[Getoonde tekst]

Scouten was zijn tweede natuur geworden en dat was ook de mensen van de federale trainersschool niet ontgaan. Vande Velde mocht er het vak Scouting geven, later ook voor de grote namen in de Pro Licence.

In het Vanden Stockstadion begon hij als rechterhand van Werner Deraeve. Na een reorganisatie klom hij op tot de functie van hoofdscout. “Ik zit hier nu bijna drie jaar. In feite moest ik er ook de jeugd bij nemen, maar daar had ik de tijd niet voor. Voor mij was het duidelijk: we hadden een hoofd jeugdscouting nodig. Ik kaartte het aan bij Herman en liet de naam van Urbain vallen. Mission impossible, geloofde Herman, maar ik ben van het principe: vragen staat vrij. Toen het leek te lukken heeft hij mij er nog bijgehaald om Urbain te overtuigen. We konden geen betere keuze maken.”

Gigantische opdracht

Haesaert was na zijn glorieperiode bij SV Waregem nog trainer geweest bij Germinal Ekeren, FC Antwerp, KV Oostende en Eendracht Aalst. In 1998 – niet ouder dan 57 – hield hij het trainersvak voor bekeken. “Ik ben bewust gestopt. Ik kon nog naar Griekenland, naar Marokko, naar Sevilla ook, maar ik wilde niet sterven op die bank. Ik wilde gezonder gaan leven en tegelijk toch iets in het voetbal blijven doen.”

Via makelaar Louis de Vries kwam hij in contact met David Pleat. De Engelse coach zocht voor zijn club Tottenham een scout voor Europa. “We gingen principieel akkoord. Ik zou voor Tottenham met de beste spelers uit heel Europa een jong schaduwelftal onder 21 jaar vormen. Ik kreeg carte blanche. Tot hij me belde om te zeggen dat hij ’s anderendaags buiten kon liggen omdat er een probleem was met de mediagroep van Rupert Murdoch.”

[Opgave 1]
Geef voor elke bewering aan of ze klopt met de getoonde tekst, met ja of nee en de beslissende woorden letterlijk uit de tekst geciteerd. (a) Vande Velde gaf het vak Scouting aan de federale trainersschool. (b) Haesaert stopte in 1998 als trainer omdat hij geen aanbiedingen meer kreeg. (c) David Pleat zocht voor Tottenham een scout voor Europa.
De tekst en de records zijn afkomstig uit verschillende bronnen.

[Recordfragmenten]
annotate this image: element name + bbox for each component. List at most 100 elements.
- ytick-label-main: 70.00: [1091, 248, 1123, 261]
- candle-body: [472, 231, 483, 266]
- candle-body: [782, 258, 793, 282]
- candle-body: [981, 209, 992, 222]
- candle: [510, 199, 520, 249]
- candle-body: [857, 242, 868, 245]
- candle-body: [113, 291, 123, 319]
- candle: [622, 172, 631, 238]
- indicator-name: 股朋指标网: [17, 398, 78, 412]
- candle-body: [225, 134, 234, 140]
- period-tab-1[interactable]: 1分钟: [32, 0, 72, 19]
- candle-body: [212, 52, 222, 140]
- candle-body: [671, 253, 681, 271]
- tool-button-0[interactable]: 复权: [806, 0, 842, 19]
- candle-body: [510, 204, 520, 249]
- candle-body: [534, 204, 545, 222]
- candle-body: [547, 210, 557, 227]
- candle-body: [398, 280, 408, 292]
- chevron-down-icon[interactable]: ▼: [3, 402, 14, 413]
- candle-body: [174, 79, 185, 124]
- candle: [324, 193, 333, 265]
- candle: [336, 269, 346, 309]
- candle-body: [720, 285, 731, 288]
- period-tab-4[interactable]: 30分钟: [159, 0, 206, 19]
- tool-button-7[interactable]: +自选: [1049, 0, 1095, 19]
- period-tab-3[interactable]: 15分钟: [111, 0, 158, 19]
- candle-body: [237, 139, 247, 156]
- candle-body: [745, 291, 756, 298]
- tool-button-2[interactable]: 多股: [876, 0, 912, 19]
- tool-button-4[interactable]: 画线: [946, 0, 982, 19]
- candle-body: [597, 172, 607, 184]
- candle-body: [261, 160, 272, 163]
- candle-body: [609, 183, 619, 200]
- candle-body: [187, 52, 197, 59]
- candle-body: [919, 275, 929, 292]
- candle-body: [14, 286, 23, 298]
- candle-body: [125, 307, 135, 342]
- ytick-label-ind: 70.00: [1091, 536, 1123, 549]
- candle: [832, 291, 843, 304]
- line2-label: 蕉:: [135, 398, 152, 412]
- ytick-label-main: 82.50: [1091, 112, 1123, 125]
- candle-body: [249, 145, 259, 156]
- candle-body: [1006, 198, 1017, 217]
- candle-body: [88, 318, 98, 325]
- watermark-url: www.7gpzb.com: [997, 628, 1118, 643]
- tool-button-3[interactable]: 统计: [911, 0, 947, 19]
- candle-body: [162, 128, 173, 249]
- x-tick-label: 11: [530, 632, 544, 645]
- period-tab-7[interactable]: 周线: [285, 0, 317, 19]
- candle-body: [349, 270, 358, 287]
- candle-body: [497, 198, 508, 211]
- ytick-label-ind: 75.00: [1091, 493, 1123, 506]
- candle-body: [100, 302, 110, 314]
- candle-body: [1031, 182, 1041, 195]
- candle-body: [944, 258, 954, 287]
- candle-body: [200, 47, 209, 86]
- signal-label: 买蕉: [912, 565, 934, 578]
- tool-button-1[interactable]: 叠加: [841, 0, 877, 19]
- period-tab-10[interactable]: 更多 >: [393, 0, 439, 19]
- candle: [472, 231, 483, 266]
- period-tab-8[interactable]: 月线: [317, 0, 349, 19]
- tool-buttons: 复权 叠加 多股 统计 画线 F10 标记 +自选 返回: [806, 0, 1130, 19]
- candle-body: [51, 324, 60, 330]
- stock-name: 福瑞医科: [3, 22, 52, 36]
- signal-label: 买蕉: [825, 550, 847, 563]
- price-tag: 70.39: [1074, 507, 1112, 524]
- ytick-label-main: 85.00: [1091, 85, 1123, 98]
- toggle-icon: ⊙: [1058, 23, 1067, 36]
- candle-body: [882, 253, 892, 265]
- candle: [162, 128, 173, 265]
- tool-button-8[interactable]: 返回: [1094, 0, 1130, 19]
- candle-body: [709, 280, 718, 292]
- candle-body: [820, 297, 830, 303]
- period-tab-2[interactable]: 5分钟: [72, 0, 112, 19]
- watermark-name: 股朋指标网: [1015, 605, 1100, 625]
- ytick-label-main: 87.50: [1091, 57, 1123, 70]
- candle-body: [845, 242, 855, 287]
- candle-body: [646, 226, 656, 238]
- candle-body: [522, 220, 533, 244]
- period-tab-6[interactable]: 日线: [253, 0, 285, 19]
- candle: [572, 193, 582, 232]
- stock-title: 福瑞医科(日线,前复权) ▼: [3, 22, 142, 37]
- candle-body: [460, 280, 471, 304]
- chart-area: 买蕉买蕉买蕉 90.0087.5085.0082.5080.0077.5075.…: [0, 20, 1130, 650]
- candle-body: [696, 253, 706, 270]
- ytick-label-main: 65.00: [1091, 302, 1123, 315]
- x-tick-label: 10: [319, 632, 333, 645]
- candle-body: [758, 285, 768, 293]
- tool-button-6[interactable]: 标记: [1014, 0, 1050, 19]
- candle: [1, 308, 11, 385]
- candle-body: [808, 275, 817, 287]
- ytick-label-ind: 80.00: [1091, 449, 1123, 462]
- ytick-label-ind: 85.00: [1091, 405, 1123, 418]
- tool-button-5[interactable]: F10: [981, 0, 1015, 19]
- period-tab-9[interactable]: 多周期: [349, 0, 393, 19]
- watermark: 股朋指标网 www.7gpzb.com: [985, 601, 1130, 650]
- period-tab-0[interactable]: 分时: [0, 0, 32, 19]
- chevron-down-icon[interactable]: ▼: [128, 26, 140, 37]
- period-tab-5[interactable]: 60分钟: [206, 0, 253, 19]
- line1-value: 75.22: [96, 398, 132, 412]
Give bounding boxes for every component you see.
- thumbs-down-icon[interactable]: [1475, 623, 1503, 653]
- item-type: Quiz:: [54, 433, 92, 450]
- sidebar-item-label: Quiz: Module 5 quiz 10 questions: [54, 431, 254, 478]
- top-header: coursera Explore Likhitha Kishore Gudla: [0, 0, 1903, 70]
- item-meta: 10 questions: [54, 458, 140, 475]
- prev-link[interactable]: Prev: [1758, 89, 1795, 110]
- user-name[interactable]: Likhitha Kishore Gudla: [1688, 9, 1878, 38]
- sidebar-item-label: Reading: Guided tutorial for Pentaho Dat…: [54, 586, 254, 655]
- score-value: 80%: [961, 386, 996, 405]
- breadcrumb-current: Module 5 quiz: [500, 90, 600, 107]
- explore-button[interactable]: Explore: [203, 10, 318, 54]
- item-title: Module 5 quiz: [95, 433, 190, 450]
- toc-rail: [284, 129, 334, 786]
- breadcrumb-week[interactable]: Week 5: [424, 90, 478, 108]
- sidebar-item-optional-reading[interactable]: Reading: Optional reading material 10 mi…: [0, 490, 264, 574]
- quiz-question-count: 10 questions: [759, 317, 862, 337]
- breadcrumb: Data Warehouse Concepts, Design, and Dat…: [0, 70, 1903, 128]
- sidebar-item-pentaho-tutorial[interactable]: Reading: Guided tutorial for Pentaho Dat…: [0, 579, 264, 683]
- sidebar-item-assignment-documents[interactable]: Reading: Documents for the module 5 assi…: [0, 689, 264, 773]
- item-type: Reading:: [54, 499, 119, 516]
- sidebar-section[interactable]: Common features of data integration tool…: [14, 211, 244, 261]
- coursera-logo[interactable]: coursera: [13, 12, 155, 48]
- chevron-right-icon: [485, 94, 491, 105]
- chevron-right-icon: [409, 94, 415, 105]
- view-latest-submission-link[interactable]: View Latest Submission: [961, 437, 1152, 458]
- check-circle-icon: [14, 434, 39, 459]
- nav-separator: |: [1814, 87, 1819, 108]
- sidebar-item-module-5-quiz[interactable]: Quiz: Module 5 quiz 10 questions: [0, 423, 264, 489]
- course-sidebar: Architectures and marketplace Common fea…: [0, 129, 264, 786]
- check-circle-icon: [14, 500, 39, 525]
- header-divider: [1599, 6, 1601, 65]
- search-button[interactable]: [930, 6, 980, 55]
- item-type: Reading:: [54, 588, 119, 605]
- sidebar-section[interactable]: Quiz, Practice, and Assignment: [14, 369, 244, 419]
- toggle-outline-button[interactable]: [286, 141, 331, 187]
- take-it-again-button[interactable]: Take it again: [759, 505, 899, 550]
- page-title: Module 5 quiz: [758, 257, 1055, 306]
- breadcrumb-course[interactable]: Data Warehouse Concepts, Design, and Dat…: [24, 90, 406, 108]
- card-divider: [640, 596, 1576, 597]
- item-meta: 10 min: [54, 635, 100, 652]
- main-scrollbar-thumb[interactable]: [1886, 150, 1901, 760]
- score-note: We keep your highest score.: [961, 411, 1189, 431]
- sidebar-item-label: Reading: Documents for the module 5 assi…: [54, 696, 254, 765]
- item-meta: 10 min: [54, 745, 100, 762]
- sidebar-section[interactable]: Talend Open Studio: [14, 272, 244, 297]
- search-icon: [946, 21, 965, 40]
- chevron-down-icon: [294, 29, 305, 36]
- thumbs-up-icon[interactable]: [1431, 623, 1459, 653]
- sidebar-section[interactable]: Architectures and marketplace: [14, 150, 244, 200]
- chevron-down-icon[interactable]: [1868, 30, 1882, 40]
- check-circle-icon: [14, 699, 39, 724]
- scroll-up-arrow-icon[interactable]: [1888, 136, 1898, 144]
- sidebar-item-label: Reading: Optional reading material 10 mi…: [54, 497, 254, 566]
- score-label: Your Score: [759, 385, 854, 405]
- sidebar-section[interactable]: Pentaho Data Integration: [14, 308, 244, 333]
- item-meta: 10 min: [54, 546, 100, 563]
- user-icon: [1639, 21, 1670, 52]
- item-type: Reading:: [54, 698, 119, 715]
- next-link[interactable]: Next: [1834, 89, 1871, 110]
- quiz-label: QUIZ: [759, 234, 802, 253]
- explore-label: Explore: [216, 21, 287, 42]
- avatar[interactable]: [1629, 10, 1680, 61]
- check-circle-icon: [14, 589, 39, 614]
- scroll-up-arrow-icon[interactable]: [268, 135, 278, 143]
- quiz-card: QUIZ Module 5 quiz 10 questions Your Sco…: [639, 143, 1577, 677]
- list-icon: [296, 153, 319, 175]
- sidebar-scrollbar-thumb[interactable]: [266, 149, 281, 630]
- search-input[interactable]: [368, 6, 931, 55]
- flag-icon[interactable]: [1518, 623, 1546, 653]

[Opgave 2]
Herschrijf het deel van de records dat loopt vanaf de eerste regel tot en met de regel met "- candle-body: [981, 209, 992, 222]", met "candle-body" vervangen door "candle-rect" en alles verder ongewijzigd. Geef alleen die regels.

[Antwoord 1]
(a) Ja: "Vande Velde mocht er het vak Scouting geven"
(b) Nee: "Ik kon nog naar Griekenland, naar Marokko, naar Sevilla ook, maar ik wilde niet sterven op die bank."
(c) Ja: "De Engelse coach zocht voor zijn club Tottenham een scout voor Europa."

[Antwoord 2]
annotate this image: element name + bbox for each component. List at most 100 elements.
- ytick-label-main: 70.00: [1091, 248, 1123, 261]
- candle-rect: [472, 231, 483, 266]
- candle-rect: [782, 258, 793, 282]
- candle-rect: [981, 209, 992, 222]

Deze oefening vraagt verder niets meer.